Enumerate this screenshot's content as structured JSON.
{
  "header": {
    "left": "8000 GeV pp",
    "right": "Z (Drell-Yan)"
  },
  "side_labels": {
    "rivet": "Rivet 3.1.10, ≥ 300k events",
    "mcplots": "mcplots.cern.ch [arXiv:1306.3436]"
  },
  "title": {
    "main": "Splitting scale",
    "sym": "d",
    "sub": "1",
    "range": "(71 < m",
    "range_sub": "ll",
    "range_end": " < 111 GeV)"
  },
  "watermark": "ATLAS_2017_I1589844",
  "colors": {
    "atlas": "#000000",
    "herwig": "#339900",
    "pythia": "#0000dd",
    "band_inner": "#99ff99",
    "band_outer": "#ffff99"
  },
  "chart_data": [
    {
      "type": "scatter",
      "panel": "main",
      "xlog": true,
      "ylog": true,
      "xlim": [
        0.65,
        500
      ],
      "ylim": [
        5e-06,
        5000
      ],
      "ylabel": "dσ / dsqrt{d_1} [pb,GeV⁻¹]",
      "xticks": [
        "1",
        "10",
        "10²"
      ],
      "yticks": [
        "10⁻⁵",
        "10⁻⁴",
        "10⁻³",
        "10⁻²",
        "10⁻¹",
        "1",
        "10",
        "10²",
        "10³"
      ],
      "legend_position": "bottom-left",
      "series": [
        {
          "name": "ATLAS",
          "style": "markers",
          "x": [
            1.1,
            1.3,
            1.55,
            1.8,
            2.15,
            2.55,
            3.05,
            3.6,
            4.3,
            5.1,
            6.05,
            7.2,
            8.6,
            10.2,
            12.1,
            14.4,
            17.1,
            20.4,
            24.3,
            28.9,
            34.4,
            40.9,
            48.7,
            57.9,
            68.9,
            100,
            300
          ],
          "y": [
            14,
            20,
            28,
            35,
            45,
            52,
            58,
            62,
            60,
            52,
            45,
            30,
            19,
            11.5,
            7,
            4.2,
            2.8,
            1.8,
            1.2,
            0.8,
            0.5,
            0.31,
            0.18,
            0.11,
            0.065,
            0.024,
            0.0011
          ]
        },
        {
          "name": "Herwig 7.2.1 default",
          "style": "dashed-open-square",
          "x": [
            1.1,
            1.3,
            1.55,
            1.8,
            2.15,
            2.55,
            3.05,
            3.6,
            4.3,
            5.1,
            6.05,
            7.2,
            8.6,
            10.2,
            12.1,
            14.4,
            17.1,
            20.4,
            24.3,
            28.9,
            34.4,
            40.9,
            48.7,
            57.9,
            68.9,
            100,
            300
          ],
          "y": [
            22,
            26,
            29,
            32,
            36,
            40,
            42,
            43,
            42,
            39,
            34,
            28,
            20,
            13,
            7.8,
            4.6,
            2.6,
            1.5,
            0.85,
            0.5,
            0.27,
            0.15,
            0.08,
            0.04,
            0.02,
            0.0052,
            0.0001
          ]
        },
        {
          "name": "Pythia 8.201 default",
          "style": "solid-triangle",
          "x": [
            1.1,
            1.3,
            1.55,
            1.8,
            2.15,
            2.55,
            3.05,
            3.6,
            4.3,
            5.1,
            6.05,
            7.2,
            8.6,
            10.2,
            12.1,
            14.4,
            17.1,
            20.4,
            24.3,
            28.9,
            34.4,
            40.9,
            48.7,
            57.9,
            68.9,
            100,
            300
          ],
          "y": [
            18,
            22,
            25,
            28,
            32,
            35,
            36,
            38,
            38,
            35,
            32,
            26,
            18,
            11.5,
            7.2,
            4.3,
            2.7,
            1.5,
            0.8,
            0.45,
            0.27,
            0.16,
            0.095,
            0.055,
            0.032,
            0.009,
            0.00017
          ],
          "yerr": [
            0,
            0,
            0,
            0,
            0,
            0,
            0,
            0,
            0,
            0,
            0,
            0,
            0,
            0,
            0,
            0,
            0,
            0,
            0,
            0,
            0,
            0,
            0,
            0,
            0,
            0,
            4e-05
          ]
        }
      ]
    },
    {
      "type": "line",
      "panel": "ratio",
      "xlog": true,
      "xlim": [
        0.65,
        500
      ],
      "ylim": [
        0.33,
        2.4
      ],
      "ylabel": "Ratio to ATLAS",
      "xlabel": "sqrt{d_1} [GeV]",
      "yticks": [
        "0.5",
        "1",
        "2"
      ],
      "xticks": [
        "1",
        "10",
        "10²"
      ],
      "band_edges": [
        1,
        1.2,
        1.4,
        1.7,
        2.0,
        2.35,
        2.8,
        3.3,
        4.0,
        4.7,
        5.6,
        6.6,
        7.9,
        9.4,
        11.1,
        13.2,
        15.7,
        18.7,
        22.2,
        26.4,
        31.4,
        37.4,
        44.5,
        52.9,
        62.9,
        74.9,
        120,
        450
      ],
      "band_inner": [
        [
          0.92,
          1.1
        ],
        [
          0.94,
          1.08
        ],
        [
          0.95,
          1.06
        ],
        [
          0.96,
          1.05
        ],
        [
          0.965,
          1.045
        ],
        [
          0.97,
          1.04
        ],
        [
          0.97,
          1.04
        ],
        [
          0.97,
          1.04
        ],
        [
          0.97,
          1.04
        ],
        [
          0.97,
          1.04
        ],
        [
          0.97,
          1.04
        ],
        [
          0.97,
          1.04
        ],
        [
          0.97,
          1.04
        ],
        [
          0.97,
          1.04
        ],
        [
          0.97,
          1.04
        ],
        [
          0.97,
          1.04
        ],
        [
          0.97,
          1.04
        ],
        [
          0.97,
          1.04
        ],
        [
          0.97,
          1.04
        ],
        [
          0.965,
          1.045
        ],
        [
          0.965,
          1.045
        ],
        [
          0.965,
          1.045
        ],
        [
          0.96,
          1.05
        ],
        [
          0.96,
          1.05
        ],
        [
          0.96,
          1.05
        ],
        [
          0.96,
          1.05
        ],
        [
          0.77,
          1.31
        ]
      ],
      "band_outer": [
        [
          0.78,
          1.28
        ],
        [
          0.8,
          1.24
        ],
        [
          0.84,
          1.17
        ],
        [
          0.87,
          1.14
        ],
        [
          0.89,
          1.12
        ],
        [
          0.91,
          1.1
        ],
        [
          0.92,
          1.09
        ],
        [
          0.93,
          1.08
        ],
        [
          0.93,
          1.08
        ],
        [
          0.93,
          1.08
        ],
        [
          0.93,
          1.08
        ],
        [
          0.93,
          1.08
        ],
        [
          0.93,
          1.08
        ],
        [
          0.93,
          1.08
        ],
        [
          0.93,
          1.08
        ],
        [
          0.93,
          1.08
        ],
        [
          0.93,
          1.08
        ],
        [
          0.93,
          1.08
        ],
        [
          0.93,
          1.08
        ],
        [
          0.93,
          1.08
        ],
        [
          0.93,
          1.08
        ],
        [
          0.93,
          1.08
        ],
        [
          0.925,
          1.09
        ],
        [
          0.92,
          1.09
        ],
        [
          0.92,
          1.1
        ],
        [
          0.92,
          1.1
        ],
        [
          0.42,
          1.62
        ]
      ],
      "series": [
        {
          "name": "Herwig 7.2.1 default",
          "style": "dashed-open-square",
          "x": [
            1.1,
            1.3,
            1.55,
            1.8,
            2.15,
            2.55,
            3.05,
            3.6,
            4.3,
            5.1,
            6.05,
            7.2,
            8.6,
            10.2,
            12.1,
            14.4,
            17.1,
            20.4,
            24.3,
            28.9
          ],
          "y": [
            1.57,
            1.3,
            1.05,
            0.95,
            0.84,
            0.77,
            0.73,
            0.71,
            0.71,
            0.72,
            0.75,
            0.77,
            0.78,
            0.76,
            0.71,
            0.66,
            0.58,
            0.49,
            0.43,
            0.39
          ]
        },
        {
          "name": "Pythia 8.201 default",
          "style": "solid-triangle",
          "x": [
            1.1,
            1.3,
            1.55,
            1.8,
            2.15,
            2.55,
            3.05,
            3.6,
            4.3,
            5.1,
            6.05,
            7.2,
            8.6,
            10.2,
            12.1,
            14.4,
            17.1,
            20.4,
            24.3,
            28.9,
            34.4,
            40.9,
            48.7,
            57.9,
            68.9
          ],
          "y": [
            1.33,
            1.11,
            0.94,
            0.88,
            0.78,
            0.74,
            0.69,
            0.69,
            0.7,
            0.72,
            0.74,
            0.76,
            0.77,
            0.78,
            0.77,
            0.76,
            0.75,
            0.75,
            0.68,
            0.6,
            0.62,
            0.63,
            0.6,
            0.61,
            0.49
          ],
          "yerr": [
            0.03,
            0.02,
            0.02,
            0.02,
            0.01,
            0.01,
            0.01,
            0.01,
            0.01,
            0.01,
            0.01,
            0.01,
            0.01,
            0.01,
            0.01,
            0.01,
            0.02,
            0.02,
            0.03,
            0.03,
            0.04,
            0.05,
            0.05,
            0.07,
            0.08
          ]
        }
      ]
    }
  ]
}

-*-

**GIVEN REQUEST**: Identify each line containing the string "left" and copy it out.

**OUTPUT OF THE TASK**:
    "left": "8000 GeV pp",
      "legend_position": "bottom-left",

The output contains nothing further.